▶ _抜粋_:
"""

一昨日のブログで川で泳ぐときの危険について書きましたが、この夏海辺での水難事故も絶えないようなので、最も見落としがちな知識を書いておきましょう。それはリップカレント(離岸流)のメカニズムです。波の高いところを選んでサーフィンをする、いわゆるサーファーにとっては常識ですが、たまたま波の高い日に海に来てしまった海水浴客の方々には、これを知らずに溺れてしまう方もいるようです。

岸に戻ろうと思って全力で泳いでいるのに、一向に岸にたどり着けない。むしろ岸から離れて、沖に向かってどんどん流されていく。これはもうパニックです。次第に体力も尽きてきて、岸は見えているのに、水泳は得意なのに溺れてしまう。なんなんだこれは!

拾い画像を探していたら、分かりやすい図解が見つかったので、借りてきました。図をよく見てください。左右の白い波が立っている間に、波の立っていない所があります。これが黒い矢印で示された、リップカレントです。波によって岸に押し寄せられた海水は、必ずどこかで沖に戻って行きます。そのルートがリップカレントなのです。

リーフやロックなどの海底が固いサーフポイントでは、波の立つ場所、戻るリップカレントそれぞれが決まっていて、慣れたサーファーなどは沖に出るのに上手くリップカレントを利用します。ところが日本の海岸は多くがビーチポイントで、海底は砂です。砂なので海底の地形はどんどん変わり、リップカレントの場所もその時々によって変わります。

"""

▶ _データ_:
"""

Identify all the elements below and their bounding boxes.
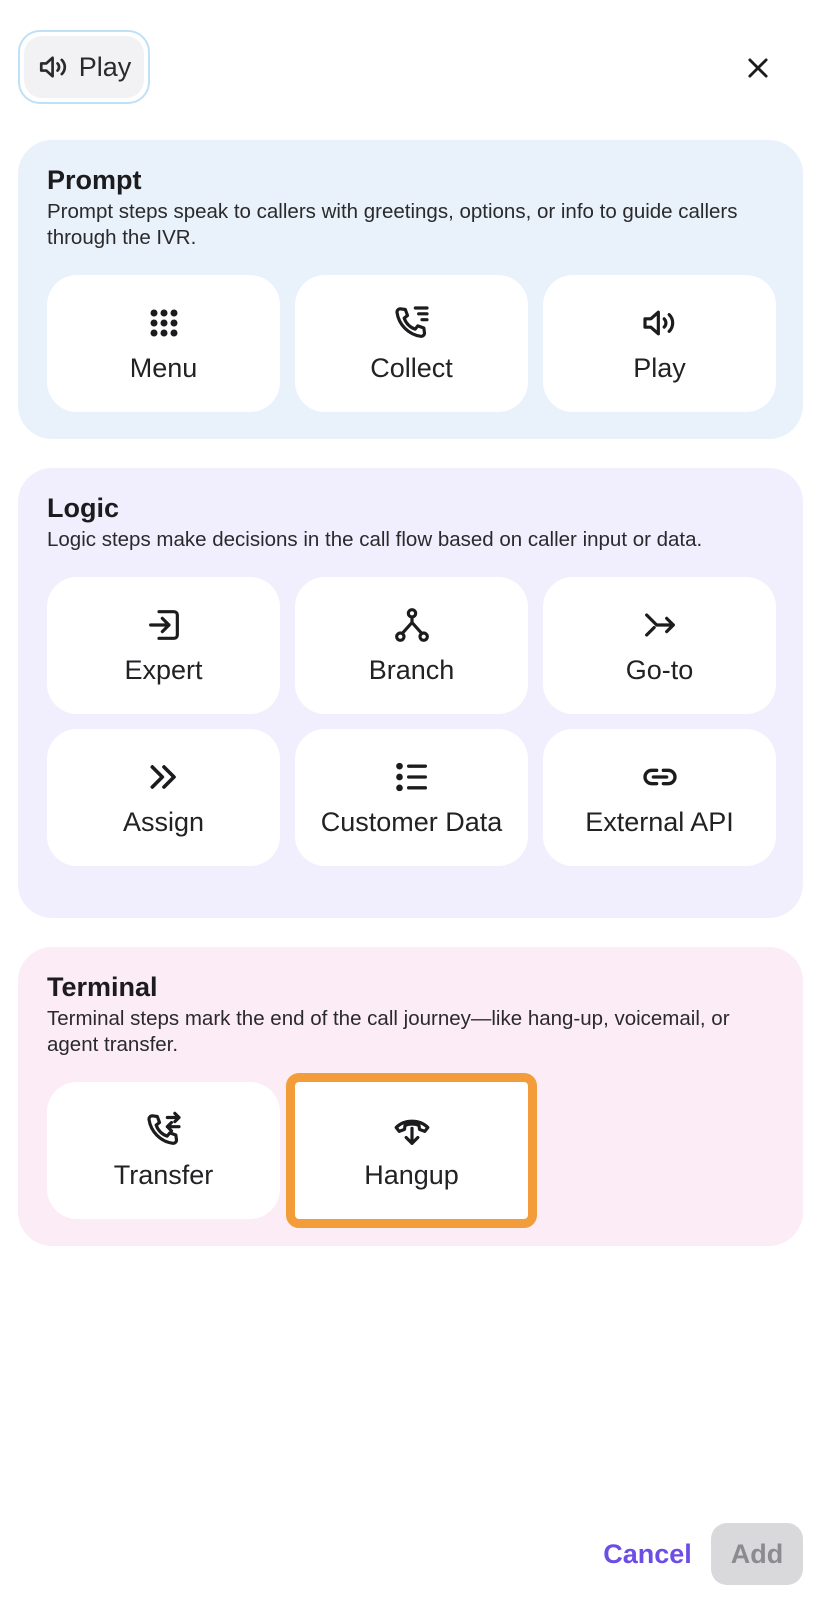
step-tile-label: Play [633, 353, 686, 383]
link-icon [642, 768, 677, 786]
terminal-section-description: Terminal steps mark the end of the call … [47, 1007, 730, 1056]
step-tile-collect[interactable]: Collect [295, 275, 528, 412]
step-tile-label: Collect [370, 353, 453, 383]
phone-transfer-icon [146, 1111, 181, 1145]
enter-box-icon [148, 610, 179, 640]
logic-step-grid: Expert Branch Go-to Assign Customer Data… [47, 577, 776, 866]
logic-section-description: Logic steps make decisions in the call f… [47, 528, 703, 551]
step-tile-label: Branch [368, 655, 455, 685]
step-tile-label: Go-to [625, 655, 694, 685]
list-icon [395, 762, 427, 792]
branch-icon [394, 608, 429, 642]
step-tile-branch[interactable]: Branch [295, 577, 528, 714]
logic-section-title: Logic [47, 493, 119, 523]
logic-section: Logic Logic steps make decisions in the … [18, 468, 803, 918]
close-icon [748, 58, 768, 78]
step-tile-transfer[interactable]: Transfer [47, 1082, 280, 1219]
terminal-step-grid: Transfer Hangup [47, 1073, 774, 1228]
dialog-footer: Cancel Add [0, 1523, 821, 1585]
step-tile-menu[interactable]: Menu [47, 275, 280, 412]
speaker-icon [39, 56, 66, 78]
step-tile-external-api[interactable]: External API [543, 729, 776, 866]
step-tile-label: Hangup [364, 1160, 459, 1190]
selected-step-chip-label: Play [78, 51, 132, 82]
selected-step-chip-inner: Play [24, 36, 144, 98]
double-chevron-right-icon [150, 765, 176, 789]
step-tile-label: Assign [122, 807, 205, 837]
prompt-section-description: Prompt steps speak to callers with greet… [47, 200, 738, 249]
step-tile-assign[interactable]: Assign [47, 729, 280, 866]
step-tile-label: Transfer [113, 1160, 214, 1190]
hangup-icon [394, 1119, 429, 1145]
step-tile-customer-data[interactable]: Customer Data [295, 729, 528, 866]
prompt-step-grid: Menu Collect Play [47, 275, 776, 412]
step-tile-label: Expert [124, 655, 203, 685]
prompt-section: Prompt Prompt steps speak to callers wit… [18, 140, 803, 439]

"""

▶ _課題_:
[1] 抜粋のうち、「拾い画像を探していたら、分か」から「トがリップカレントなのです。」までの部分を一字一句そのまま書き写しなさい。
[2] 抜粋によれば、日本の海岸ではなぜリップカレントの場所がその時々によって変わるのか。1〜3文で説明しなさい。
[3] 抜粋では、波によって岸に押し寄せられた海水が沖に戻っていくルートを何と呼んでいるか。
抜粋に書かれている内容だけを根拠にして答えること。

▶ _解答一覧_:
[1]
拾い画像を探していたら、分かりやすい図解が見つかったので、借りてきました。図をよく見てください。左右の白い波が立っている間に、波の立っていない所があります。これが黒い矢印で示された、リップカレントです。波によって岸に押し寄せられた海水は、必ずどこかで沖に戻って行きます。そのルートがリップカレントなのです。

[2] 日本の海岸は多くがビーチポイントで、海底が砂だからである。海底が砂なので地形がどんどん変わり、リップカレントの場所もそれにつれて変わる。

[3] リップカレント(離岸流)